Figure contents as structured data
= = = =

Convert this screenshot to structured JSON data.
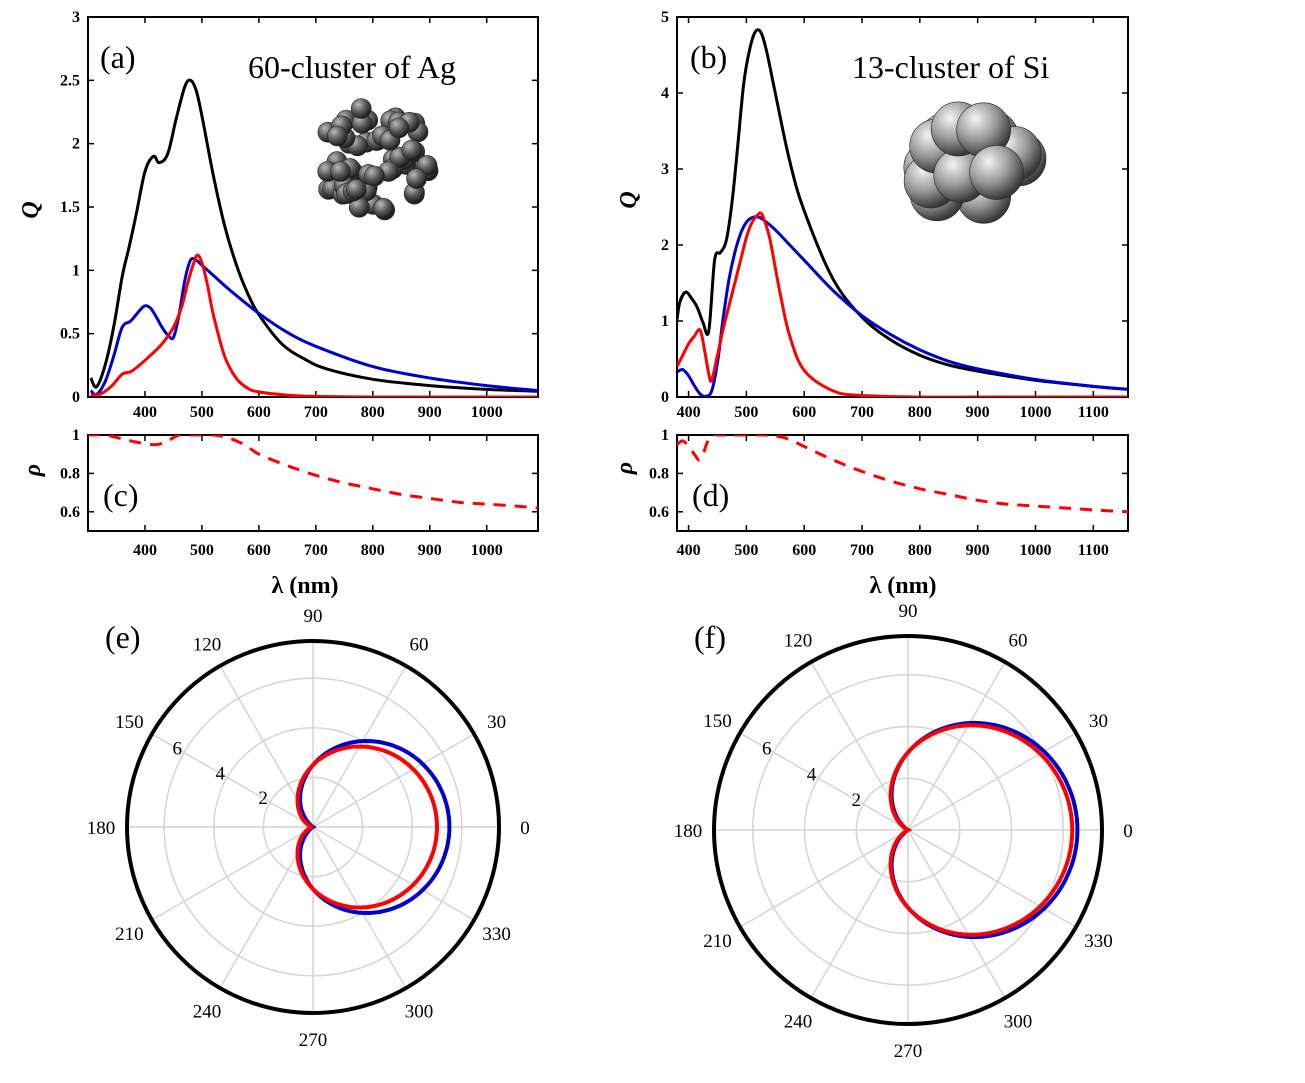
{
  "chart_data": [
    {
      "id": "a",
      "type": "line",
      "panel_label": "(a)",
      "title": "60-cluster of Ag",
      "ylabel": "Q",
      "xlim": [
        300,
        1090
      ],
      "ylim": [
        0,
        3
      ],
      "xticks": [
        "400",
        "500",
        "600",
        "700",
        "800",
        "900",
        "1000"
      ],
      "yticks": [
        "0",
        "0.5",
        "1",
        "1.5",
        "2",
        "2.5",
        "3"
      ],
      "inset": "sphere-cluster-60",
      "series": [
        {
          "name": "total",
          "color": "#000000",
          "x": [
            305,
            315,
            330,
            345,
            360,
            372,
            385,
            400,
            415,
            425,
            440,
            455,
            470,
            480,
            490,
            500,
            520,
            540,
            560,
            580,
            600,
            640,
            680,
            720,
            800,
            900,
            1000,
            1090
          ],
          "y": [
            0.15,
            0.08,
            0.25,
            0.55,
            0.95,
            1.18,
            1.45,
            1.78,
            1.9,
            1.85,
            1.92,
            2.2,
            2.45,
            2.5,
            2.42,
            2.22,
            1.75,
            1.35,
            1.05,
            0.82,
            0.65,
            0.42,
            0.3,
            0.22,
            0.14,
            0.09,
            0.06,
            0.045
          ]
        },
        {
          "name": "blue",
          "color": "#0000cc",
          "x": [
            305,
            315,
            330,
            345,
            360,
            375,
            390,
            400,
            410,
            420,
            430,
            440,
            450,
            460,
            470,
            480,
            490,
            500,
            520,
            550,
            600,
            650,
            700,
            800,
            900,
            1000,
            1090
          ],
          "y": [
            0.05,
            0.02,
            0.12,
            0.32,
            0.55,
            0.6,
            0.68,
            0.72,
            0.7,
            0.63,
            0.55,
            0.49,
            0.47,
            0.65,
            0.92,
            1.08,
            1.08,
            1.04,
            0.96,
            0.84,
            0.66,
            0.51,
            0.4,
            0.24,
            0.15,
            0.09,
            0.05
          ]
        },
        {
          "name": "red",
          "color": "#ff0000",
          "x": [
            305,
            320,
            340,
            360,
            375,
            390,
            410,
            430,
            450,
            465,
            475,
            485,
            492,
            500,
            510,
            520,
            540,
            560,
            580,
            600,
            650,
            700,
            800,
            900,
            1000,
            1090
          ],
          "y": [
            0.02,
            0.02,
            0.08,
            0.18,
            0.2,
            0.25,
            0.33,
            0.42,
            0.55,
            0.72,
            0.9,
            1.05,
            1.12,
            1.06,
            0.88,
            0.65,
            0.32,
            0.15,
            0.07,
            0.04,
            0.015,
            0.005,
            0,
            0,
            0,
            0
          ]
        }
      ]
    },
    {
      "id": "b",
      "type": "line",
      "panel_label": "(b)",
      "title": "13-cluster of Si",
      "ylabel": "Q",
      "xlim": [
        380,
        1160
      ],
      "ylim": [
        0,
        5
      ],
      "xticks": [
        "400",
        "500",
        "600",
        "700",
        "800",
        "900",
        "1000",
        "1100"
      ],
      "yticks": [
        "0",
        "1",
        "2",
        "3",
        "4",
        "5"
      ],
      "inset": "sphere-cluster-13",
      "series": [
        {
          "name": "total",
          "color": "#000000",
          "x": [
            380,
            385,
            395,
            405,
            415,
            425,
            435,
            445,
            455,
            465,
            475,
            485,
            495,
            505,
            515,
            525,
            535,
            550,
            575,
            600,
            650,
            700,
            750,
            800,
            850,
            900,
            1000,
            1100,
            1160
          ],
          "y": [
            1.02,
            1.25,
            1.38,
            1.3,
            1.18,
            0.98,
            0.87,
            1.8,
            1.9,
            2.05,
            2.55,
            3.3,
            4.1,
            4.55,
            4.8,
            4.8,
            4.55,
            4.0,
            3.1,
            2.45,
            1.55,
            1.05,
            0.75,
            0.55,
            0.42,
            0.34,
            0.22,
            0.14,
            0.1
          ]
        },
        {
          "name": "blue",
          "color": "#0000cc",
          "x": [
            380,
            390,
            400,
            410,
            420,
            430,
            440,
            450,
            460,
            470,
            480,
            490,
            500,
            510,
            520,
            530,
            550,
            575,
            600,
            650,
            700,
            750,
            800,
            850,
            900,
            1000,
            1100,
            1160
          ],
          "y": [
            0.33,
            0.36,
            0.28,
            0.15,
            0.04,
            0.01,
            0.08,
            0.45,
            1.05,
            1.55,
            1.9,
            2.15,
            2.3,
            2.36,
            2.37,
            2.33,
            2.2,
            2.0,
            1.8,
            1.4,
            1.07,
            0.82,
            0.62,
            0.47,
            0.37,
            0.23,
            0.14,
            0.1
          ]
        },
        {
          "name": "red",
          "color": "#ff0000",
          "x": [
            380,
            390,
            400,
            410,
            420,
            428,
            435,
            440,
            450,
            460,
            470,
            480,
            490,
            500,
            510,
            520,
            525,
            530,
            540,
            550,
            560,
            575,
            600,
            650,
            700,
            800,
            900,
            1000,
            1160
          ],
          "y": [
            0.4,
            0.55,
            0.7,
            0.8,
            0.88,
            0.6,
            0.3,
            0.22,
            0.55,
            0.9,
            1.2,
            1.5,
            1.8,
            2.1,
            2.3,
            2.4,
            2.42,
            2.35,
            2.1,
            1.7,
            1.3,
            0.8,
            0.35,
            0.08,
            0.02,
            0,
            0,
            0,
            0
          ]
        }
      ]
    },
    {
      "id": "c",
      "type": "line",
      "panel_label": "(c)",
      "ylabel": "ρ",
      "xlim": [
        300,
        1090
      ],
      "ylim": [
        0.5,
        1
      ],
      "xlabel": "λ (nm)",
      "xticks": [
        "400",
        "500",
        "600",
        "700",
        "800",
        "900",
        "1000"
      ],
      "yticks": [
        "0.6",
        "0.8",
        "1"
      ],
      "series": [
        {
          "name": "rho",
          "color": "#ff0000",
          "dashed": true,
          "x": [
            300,
            330,
            360,
            390,
            420,
            440,
            460,
            480,
            500,
            520,
            540,
            560,
            580,
            600,
            650,
            700,
            750,
            800,
            850,
            900,
            950,
            1000,
            1050,
            1090
          ],
          "y": [
            1.0,
            1.0,
            0.98,
            0.96,
            0.95,
            0.97,
            1.0,
            1.0,
            1.0,
            1.0,
            0.99,
            0.97,
            0.94,
            0.9,
            0.84,
            0.79,
            0.75,
            0.72,
            0.69,
            0.67,
            0.65,
            0.64,
            0.63,
            0.62
          ]
        }
      ]
    },
    {
      "id": "d",
      "type": "line",
      "panel_label": "(d)",
      "ylabel": "ρ",
      "xlim": [
        380,
        1160
      ],
      "ylim": [
        0.5,
        1
      ],
      "xlabel": "λ (nm)",
      "xticks": [
        "400",
        "500",
        "600",
        "700",
        "800",
        "900",
        "1000",
        "1100"
      ],
      "yticks": [
        "0.6",
        "0.8",
        "1"
      ],
      "series": [
        {
          "name": "rho",
          "color": "#ff0000",
          "dashed": true,
          "x": [
            380,
            390,
            400,
            410,
            418,
            425,
            432,
            440,
            450,
            470,
            500,
            530,
            560,
            580,
            600,
            650,
            700,
            750,
            800,
            850,
            900,
            950,
            1000,
            1050,
            1100,
            1160
          ],
          "y": [
            0.95,
            0.97,
            0.94,
            0.9,
            0.87,
            0.9,
            0.96,
            1.0,
            1.0,
            1.0,
            1.0,
            1.0,
            0.99,
            0.97,
            0.94,
            0.87,
            0.81,
            0.76,
            0.72,
            0.69,
            0.66,
            0.64,
            0.63,
            0.62,
            0.61,
            0.6
          ]
        }
      ]
    },
    {
      "id": "e",
      "type": "polar",
      "panel_label": "(e)",
      "rmax": 7.5,
      "rings": [
        2,
        4,
        6
      ],
      "ring_labels": [
        "2",
        "4",
        "6"
      ],
      "angle_labels": [
        "0",
        "30",
        "60",
        "90",
        "120",
        "150",
        "180",
        "210",
        "240",
        "270",
        "300",
        "330"
      ],
      "series": [
        {
          "name": "blue",
          "color": "#0000cc",
          "a": 2.5,
          "b": 3.0
        },
        {
          "name": "red",
          "color": "#ff0000",
          "a": 2.5,
          "b": 2.5
        }
      ]
    },
    {
      "id": "f",
      "type": "polar",
      "panel_label": "(f)",
      "rmax": 7.5,
      "rings": [
        2,
        4,
        6
      ],
      "ring_labels": [
        "2",
        "4",
        "6"
      ],
      "angle_labels": [
        "0",
        "30",
        "60",
        "90",
        "120",
        "150",
        "180",
        "210",
        "240",
        "270",
        "300",
        "330"
      ],
      "series": [
        {
          "name": "blue",
          "color": "#0000cc",
          "a": 3.0,
          "b": 3.55
        },
        {
          "name": "red",
          "color": "#ff0000",
          "a": 3.0,
          "b": 3.35
        }
      ]
    }
  ]
}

= = = =

Which lines of the data include "sphere"? Copy each of them.

      "inset": "sphere-cluster-60",
      "inset": "sphere-cluster-13",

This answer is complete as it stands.